[Data extracted from a collection]
§

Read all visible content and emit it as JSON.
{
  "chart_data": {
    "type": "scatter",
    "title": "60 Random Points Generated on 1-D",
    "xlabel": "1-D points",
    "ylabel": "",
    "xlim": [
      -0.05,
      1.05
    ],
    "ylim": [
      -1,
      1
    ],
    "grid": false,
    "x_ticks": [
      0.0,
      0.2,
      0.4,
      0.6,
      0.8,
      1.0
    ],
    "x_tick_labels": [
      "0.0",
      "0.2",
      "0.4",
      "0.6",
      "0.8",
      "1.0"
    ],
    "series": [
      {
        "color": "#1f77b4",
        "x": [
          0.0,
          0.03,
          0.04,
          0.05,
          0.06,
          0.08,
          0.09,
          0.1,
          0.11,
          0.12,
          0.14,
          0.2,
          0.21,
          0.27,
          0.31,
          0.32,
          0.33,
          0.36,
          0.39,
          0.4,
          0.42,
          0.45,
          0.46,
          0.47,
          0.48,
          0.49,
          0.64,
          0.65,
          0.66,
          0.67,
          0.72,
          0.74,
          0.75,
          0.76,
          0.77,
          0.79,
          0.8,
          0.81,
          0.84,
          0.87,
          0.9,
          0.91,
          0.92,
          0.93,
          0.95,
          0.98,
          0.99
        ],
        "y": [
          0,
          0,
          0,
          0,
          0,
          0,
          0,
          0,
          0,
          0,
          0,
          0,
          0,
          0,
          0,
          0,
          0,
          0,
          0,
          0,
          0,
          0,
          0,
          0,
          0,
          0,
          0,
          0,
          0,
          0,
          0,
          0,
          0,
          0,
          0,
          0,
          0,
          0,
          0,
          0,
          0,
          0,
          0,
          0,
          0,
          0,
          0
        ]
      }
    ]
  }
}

§

__Exercise brief__
Restate every record exactly, leaving nothing out.

__Solved problem__
Read all visible content and emit it as JSON.
{
  "chart_data": {
    "type": "scatter",
    "title": "60 Random Points Generated on 1-D",
    "xlabel": "1-D points",
    "ylabel": "",
    "xlim": [
      -0.05,
      1.05
    ],
    "ylim": [
      -1,
      1
    ],
    "grid": false,
    "x_ticks": [
      0.0,
      0.2,
      0.4,
      0.6,
      0.8,
      1.0
    ],
    "x_tick_labels": [
      "0.0",
      "0.2",
      "0.4",
      "0.6",
      "0.8",
      "1.0"
    ],
    "series": [
      {
        "color": "#1f77b4",
        "x": [
          0.0,
          0.03,
          0.04,
          0.05,
          0.06,
          0.08,
          0.09,
          0.1,
          0.11,
          0.12,
          0.14,
          0.2,
          0.21,
          0.27,
          0.31,
          0.32,
          0.33,
          0.36,
          0.39,
          0.4,
          0.42,
          0.45,
          0.46,
          0.47,
          0.48,
          0.49,
          0.64,
          0.65,
          0.66,
          0.67,
          0.72,
          0.74,
          0.75,
          0.76,
          0.77,
          0.79,
          0.8,
          0.81,
          0.84,
          0.87,
          0.9,
          0.91,
          0.92,
          0.93,
          0.95,
          0.98,
          0.99
        ],
        "y": [
          0,
          0,
          0,
          0,
          0,
          0,
          0,
          0,
          0,
          0,
          0,
          0,
          0,
          0,
          0,
          0,
          0,
          0,
          0,
          0,
          0,
          0,
          0,
          0,
          0,
          0,
          0,
          0,
          0,
          0,
          0,
          0,
          0,
          0,
          0,
          0,
          0,
          0,
          0,
          0,
          0,
          0,
          0,
          0,
          0,
          0,
          0
        ]
      }
    ]
  }
}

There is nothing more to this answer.